_EXERCISE_
List each line in which the string "document" appears.

_DATA EXTRACT_

________

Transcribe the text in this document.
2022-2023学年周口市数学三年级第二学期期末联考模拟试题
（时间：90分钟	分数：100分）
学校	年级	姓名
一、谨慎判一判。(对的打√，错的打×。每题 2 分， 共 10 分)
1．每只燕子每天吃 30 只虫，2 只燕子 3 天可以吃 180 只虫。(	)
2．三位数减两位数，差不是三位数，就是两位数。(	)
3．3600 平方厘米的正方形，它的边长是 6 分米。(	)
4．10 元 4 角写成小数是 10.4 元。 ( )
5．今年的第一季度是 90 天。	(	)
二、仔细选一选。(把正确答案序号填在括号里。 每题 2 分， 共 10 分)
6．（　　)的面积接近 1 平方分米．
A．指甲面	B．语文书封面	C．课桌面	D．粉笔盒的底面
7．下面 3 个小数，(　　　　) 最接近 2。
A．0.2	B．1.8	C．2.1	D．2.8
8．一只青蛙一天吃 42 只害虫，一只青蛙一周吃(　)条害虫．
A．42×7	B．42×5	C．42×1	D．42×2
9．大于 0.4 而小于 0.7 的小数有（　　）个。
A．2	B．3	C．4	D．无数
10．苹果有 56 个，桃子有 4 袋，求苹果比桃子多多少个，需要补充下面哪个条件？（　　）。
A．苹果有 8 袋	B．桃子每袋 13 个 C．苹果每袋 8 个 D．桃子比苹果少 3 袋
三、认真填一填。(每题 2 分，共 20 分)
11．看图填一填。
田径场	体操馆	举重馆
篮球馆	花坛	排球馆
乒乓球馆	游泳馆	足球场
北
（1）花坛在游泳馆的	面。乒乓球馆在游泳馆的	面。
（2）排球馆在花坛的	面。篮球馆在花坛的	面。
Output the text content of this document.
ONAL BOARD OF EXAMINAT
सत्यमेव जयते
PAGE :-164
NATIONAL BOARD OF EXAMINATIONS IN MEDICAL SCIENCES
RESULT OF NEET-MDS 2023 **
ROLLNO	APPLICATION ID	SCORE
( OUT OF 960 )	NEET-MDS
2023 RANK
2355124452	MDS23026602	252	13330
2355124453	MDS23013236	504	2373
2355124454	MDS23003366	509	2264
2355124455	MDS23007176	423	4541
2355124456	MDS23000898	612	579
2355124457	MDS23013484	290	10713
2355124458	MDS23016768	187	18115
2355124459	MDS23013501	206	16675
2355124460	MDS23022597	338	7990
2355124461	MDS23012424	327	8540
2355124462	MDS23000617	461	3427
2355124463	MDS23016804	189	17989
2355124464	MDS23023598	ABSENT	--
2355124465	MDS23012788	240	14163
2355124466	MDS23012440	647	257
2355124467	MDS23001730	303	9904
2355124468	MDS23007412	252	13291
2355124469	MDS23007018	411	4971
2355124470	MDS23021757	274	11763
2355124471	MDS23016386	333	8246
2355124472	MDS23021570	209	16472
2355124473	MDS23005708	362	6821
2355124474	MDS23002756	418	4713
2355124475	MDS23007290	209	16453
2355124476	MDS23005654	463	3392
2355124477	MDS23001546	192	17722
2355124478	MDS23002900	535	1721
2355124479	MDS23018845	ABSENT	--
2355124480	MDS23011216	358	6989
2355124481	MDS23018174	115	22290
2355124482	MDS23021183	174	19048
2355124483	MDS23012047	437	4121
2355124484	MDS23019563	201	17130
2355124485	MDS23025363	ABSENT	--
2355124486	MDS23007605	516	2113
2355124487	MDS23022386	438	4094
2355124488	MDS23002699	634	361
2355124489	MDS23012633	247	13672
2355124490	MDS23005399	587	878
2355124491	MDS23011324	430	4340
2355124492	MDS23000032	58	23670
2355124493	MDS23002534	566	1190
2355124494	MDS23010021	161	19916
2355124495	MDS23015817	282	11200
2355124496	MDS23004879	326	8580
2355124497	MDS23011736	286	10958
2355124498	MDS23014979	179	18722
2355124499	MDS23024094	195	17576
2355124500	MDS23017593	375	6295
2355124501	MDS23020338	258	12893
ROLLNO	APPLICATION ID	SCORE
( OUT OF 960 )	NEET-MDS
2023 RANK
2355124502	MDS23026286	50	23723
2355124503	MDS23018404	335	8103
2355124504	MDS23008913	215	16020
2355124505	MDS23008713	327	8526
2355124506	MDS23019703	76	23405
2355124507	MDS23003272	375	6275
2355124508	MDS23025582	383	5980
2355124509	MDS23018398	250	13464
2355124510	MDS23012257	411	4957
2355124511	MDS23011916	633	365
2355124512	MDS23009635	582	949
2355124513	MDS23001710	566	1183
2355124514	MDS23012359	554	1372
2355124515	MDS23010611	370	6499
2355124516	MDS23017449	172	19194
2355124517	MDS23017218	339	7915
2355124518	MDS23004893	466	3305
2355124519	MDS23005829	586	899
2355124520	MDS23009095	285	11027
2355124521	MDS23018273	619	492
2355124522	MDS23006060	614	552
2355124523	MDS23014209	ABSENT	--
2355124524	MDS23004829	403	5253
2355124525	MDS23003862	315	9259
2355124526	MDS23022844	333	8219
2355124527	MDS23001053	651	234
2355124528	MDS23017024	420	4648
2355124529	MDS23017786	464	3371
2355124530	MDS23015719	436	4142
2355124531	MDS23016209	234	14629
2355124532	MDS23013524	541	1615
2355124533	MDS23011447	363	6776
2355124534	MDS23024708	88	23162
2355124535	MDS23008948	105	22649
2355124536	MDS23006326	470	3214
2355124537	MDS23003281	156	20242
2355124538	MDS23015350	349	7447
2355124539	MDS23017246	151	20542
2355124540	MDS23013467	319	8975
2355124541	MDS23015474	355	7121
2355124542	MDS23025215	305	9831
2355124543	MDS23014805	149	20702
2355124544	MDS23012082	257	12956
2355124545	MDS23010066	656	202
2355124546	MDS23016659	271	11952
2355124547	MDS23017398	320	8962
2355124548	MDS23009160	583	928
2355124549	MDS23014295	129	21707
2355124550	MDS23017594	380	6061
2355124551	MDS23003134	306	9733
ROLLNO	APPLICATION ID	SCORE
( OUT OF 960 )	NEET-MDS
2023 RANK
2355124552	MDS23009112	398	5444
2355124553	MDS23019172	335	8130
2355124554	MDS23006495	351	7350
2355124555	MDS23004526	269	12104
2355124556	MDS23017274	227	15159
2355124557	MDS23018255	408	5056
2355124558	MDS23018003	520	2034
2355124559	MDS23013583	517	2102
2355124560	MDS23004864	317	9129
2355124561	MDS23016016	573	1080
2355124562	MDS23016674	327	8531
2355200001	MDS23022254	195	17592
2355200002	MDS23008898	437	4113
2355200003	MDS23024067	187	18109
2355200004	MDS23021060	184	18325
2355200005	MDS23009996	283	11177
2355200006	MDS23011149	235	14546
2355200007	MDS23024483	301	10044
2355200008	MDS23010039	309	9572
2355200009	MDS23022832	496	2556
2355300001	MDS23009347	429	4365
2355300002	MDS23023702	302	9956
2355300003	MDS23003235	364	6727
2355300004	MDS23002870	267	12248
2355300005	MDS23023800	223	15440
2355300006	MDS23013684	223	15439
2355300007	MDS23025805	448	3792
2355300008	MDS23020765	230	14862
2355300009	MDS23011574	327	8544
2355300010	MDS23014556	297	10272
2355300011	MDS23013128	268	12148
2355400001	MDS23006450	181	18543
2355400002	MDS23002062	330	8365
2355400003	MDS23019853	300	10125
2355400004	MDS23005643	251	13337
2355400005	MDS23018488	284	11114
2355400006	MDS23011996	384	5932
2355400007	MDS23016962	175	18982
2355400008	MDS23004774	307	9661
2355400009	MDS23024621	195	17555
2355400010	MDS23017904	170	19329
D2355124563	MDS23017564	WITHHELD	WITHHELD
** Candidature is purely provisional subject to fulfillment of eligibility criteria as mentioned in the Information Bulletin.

________

_FINAL ANSWER_
Transcribe the text in this document.
Output the text content of this document.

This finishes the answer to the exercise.